Begin Data for this exercise
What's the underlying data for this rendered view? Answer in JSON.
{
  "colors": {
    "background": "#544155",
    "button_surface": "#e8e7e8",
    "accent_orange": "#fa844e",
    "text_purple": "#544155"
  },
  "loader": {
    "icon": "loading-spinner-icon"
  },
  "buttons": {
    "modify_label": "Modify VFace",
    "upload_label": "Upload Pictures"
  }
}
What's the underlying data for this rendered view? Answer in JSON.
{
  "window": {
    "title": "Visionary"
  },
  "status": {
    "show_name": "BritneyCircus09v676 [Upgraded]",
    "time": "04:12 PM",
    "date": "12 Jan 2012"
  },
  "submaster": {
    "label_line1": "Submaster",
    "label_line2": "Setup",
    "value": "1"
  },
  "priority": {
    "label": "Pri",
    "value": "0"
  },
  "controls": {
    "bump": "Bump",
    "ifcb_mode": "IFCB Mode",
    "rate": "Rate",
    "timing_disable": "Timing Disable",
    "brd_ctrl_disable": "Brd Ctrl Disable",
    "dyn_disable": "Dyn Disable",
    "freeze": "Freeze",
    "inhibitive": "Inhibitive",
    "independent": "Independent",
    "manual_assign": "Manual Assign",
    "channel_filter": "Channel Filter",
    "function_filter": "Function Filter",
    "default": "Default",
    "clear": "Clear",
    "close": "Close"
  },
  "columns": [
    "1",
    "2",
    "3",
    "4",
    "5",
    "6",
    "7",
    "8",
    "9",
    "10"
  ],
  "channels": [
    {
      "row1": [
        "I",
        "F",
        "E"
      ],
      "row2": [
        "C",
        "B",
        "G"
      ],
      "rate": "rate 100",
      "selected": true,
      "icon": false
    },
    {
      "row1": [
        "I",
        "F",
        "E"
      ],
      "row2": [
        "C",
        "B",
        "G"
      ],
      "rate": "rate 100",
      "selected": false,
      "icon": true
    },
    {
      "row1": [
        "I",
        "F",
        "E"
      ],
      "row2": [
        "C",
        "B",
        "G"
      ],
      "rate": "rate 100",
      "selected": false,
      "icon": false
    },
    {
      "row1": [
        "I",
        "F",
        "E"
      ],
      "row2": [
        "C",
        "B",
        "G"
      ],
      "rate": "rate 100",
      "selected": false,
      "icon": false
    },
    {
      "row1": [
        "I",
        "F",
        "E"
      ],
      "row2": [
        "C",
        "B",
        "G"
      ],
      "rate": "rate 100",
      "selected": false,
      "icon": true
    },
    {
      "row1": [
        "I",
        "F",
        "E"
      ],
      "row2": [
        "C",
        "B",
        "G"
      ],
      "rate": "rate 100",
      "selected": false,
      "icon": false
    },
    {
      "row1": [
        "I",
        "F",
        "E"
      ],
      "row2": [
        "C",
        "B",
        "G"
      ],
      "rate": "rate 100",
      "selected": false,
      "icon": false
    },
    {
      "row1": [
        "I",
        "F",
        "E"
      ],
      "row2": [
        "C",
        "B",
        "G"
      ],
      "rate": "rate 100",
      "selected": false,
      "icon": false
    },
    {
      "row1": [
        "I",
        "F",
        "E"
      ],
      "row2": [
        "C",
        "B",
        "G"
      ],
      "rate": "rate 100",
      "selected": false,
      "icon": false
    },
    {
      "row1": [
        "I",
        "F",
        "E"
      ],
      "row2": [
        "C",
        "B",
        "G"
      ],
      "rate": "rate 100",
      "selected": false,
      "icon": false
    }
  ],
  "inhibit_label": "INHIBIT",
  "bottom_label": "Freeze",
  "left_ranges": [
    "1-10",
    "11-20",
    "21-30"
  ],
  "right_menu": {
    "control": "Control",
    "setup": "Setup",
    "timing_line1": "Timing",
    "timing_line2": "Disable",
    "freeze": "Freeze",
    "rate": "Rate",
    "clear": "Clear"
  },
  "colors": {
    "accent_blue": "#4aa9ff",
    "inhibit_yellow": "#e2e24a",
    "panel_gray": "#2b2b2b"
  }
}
End Data for this exercise
Exercise instructions:
Review the material and copy each line in which the word "Filter" appears.

Complete response:
    "channel_filter": "Channel Filter",
    "function_filter": "Function Filter",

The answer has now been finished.